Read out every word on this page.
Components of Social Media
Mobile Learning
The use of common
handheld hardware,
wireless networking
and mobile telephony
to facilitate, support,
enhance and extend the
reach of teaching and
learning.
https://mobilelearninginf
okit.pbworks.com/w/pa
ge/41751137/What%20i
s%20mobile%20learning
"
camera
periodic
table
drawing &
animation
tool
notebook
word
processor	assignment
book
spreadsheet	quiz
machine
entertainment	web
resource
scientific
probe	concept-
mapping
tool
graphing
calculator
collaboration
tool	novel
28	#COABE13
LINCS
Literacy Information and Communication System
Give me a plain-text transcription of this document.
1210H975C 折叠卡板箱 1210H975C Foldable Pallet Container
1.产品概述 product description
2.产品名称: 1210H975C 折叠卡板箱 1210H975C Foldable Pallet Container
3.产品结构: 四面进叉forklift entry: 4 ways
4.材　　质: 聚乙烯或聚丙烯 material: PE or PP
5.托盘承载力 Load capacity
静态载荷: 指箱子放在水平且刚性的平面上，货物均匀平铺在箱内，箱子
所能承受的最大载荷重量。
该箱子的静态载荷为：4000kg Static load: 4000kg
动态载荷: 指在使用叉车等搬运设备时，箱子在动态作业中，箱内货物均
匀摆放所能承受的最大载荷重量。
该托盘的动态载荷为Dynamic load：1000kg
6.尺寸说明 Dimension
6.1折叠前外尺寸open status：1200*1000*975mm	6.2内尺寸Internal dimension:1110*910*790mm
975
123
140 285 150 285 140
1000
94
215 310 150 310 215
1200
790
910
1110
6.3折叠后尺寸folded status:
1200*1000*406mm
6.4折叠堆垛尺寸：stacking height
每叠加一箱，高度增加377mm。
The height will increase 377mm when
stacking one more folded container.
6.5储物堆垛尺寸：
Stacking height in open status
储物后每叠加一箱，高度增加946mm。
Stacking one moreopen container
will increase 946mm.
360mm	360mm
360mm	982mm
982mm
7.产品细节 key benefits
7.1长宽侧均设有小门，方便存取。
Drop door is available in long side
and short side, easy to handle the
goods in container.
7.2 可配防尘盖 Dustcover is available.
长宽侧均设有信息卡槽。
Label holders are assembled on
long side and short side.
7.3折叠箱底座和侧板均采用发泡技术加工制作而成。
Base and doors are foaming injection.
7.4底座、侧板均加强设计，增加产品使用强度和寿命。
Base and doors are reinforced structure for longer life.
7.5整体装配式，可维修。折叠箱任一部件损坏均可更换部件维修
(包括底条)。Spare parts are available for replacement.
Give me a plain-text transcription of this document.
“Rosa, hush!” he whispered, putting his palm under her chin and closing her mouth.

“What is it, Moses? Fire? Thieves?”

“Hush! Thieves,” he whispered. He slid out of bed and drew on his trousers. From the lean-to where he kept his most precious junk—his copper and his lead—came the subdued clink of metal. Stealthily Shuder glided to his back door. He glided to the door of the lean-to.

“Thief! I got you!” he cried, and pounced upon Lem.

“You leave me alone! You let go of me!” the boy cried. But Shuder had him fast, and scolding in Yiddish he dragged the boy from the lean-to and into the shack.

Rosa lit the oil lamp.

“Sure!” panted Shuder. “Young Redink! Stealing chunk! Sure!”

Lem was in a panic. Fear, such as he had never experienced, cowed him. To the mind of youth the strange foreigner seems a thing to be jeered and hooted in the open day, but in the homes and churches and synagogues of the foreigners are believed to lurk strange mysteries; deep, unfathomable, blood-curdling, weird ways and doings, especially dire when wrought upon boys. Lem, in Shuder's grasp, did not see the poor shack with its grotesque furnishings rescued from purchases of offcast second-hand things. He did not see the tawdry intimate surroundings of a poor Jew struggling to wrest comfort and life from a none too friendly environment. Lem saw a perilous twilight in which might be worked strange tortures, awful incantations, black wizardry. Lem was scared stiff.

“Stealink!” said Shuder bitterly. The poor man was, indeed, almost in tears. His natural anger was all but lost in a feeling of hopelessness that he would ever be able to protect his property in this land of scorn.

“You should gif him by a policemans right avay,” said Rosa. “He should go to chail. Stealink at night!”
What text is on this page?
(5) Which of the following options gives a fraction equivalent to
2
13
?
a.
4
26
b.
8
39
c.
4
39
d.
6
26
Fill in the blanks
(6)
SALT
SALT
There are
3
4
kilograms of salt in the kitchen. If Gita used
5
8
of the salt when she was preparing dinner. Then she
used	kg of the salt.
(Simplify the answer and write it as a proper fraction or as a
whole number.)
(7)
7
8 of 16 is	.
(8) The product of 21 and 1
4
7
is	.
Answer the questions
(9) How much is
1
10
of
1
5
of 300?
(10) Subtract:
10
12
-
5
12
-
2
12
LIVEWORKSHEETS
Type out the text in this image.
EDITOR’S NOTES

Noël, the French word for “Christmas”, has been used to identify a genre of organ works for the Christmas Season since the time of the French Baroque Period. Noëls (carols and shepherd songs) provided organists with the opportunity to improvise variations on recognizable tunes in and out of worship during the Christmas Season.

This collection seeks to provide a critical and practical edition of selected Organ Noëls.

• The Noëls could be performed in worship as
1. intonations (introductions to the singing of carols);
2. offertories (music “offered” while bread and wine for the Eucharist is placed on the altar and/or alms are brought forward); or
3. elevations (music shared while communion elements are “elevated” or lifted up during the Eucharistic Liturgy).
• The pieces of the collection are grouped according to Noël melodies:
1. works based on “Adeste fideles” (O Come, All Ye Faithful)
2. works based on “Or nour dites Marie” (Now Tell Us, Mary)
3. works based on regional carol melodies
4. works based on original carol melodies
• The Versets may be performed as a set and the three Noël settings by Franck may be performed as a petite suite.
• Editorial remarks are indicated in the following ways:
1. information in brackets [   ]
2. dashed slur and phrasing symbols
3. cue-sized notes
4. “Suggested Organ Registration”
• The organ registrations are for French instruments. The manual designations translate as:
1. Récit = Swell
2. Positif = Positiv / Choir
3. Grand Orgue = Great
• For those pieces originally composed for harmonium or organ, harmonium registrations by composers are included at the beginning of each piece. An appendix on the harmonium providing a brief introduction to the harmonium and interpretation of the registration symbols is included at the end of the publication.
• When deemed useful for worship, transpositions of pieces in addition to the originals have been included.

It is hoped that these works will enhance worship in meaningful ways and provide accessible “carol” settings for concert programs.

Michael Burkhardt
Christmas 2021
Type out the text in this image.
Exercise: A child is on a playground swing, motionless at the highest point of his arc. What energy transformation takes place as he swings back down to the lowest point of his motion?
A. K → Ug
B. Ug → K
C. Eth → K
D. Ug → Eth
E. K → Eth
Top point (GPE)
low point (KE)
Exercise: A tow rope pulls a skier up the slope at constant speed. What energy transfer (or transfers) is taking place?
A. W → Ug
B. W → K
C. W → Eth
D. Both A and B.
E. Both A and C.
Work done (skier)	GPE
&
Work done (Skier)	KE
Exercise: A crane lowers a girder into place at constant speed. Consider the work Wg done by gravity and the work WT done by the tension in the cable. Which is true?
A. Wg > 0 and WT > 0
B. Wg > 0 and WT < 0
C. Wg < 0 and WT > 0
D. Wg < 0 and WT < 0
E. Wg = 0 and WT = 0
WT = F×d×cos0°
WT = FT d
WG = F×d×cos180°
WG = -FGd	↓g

|---|

### [Required task]
Gather up every line from the listing above in which the word "status" occurs.

### [The reply]
6.1折叠前外尺寸open status：1200*1000*975mm	6.2内尺寸Internal dimension:1110*910*790mm
6.3折叠后尺寸folded status:
Stacking height in open status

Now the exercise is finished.